--- WORK TO COMPLETE ---
Show all lines holding "this".

━━━ GIVEN DATA

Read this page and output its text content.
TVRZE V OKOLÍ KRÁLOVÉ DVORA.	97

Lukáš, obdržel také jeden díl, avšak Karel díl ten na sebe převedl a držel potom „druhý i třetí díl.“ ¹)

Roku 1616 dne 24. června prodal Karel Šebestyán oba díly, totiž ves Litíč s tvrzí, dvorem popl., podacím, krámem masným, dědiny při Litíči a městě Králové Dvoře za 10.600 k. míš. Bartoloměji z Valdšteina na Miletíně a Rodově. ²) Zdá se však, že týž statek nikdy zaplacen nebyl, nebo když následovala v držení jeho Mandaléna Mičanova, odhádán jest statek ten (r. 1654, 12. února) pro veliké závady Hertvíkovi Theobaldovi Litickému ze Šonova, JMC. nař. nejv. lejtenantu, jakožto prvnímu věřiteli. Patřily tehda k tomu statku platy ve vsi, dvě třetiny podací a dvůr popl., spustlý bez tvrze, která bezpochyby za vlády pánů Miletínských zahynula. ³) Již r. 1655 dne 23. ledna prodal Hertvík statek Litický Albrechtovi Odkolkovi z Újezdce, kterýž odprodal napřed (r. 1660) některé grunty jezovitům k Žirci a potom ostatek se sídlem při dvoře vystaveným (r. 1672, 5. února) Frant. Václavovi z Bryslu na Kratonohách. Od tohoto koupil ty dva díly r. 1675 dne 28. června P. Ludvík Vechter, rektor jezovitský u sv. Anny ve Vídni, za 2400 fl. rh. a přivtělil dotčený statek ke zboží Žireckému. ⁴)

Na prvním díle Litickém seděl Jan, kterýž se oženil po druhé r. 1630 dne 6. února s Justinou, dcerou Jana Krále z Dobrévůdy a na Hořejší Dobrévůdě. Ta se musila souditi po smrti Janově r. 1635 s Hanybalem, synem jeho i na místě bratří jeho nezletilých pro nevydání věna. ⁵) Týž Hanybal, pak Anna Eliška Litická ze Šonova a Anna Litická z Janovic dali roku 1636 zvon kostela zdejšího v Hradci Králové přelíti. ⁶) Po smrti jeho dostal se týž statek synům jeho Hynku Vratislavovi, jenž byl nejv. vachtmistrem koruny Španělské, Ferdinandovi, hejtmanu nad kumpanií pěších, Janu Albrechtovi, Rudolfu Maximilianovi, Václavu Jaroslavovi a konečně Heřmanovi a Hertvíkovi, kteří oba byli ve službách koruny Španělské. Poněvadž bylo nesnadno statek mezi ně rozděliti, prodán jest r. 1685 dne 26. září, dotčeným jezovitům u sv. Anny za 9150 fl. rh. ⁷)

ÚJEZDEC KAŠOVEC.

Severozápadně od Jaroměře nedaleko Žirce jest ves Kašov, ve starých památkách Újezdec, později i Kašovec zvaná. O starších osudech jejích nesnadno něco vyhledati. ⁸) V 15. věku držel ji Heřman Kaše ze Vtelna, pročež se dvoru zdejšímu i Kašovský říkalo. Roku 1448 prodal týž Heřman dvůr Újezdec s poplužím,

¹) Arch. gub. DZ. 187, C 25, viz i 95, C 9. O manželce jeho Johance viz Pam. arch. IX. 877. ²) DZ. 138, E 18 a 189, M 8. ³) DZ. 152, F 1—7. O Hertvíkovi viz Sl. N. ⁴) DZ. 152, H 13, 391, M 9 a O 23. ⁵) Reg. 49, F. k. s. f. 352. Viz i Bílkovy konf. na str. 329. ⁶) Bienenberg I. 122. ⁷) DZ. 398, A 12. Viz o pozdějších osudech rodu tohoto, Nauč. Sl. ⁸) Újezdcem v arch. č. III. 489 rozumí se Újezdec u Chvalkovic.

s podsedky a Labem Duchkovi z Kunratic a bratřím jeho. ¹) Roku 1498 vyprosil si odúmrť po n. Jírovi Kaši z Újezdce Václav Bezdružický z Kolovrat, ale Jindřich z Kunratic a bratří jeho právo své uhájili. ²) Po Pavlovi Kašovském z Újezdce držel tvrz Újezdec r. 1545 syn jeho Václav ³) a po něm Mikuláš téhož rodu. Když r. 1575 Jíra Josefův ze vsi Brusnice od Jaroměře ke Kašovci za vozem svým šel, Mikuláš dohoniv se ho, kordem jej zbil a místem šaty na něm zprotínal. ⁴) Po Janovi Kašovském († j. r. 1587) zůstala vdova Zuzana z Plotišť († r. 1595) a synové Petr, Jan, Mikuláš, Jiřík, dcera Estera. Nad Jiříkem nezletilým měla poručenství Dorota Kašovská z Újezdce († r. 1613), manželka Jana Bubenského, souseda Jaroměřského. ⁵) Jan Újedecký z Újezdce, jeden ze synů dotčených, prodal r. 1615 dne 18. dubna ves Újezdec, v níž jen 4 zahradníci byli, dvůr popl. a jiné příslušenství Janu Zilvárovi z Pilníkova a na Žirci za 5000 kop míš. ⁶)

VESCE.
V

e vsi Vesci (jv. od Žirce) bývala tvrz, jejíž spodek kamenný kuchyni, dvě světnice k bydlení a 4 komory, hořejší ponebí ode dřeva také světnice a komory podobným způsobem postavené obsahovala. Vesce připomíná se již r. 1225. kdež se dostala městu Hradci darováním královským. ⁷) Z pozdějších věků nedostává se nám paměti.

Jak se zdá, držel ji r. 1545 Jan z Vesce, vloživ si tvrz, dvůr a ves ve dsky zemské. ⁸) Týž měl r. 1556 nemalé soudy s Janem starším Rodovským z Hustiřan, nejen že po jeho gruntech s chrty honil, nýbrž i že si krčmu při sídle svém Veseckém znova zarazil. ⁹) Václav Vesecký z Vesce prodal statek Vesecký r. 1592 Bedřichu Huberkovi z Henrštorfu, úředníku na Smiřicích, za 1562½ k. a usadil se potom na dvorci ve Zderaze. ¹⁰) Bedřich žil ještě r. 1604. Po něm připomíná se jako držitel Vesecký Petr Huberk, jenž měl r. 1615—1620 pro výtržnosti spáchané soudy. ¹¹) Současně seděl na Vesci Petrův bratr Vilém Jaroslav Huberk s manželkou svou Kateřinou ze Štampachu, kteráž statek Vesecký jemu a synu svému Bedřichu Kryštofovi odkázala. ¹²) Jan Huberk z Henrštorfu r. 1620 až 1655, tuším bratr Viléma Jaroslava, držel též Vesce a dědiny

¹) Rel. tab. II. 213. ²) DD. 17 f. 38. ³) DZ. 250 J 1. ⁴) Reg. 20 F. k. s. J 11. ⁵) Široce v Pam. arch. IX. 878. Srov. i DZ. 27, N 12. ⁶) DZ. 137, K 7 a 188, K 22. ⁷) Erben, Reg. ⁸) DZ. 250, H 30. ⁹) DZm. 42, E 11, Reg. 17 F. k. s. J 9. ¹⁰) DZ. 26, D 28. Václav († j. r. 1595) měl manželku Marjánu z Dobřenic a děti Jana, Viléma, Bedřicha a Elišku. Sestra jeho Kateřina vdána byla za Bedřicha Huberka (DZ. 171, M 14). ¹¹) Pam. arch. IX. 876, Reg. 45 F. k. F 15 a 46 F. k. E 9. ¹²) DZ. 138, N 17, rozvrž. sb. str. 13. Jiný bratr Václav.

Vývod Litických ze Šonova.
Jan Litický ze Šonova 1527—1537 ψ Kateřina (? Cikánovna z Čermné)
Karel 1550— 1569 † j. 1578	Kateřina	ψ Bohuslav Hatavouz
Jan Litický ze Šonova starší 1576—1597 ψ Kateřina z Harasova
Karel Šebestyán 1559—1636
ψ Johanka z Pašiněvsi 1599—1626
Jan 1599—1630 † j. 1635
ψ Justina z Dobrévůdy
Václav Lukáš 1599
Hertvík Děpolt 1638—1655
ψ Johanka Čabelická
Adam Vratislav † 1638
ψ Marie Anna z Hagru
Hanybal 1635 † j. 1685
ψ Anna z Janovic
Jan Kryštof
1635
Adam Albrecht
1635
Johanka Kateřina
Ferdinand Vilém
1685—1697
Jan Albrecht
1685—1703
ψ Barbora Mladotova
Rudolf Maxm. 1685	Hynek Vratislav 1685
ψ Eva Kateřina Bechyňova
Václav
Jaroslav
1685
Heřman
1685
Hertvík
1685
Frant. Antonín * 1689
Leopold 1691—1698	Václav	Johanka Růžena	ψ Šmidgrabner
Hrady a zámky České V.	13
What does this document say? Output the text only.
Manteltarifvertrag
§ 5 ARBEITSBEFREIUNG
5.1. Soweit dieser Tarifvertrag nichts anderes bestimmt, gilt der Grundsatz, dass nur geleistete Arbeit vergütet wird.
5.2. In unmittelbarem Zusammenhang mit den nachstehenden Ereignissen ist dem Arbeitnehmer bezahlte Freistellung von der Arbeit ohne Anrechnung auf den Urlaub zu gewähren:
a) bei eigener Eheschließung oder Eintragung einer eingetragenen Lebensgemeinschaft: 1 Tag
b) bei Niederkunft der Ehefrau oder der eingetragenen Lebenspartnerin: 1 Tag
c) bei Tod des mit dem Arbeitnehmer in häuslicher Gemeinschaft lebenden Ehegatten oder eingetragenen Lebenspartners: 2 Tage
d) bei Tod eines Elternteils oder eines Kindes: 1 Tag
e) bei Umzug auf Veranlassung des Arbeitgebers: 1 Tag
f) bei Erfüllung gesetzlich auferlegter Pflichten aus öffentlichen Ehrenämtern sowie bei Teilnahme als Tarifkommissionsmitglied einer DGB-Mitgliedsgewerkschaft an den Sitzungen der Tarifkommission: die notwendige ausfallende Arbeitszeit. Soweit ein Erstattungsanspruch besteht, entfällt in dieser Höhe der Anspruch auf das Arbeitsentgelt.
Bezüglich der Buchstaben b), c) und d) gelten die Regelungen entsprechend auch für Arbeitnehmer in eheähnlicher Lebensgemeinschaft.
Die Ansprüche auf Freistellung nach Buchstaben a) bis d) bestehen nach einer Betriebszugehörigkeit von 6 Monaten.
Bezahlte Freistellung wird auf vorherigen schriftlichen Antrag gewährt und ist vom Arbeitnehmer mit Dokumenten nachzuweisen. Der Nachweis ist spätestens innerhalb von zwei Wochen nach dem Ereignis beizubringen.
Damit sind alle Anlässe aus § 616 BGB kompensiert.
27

━━━━━━

--- WORKED ANSWER ---
Read this page and output its text content.
What does this document say? Output the text only.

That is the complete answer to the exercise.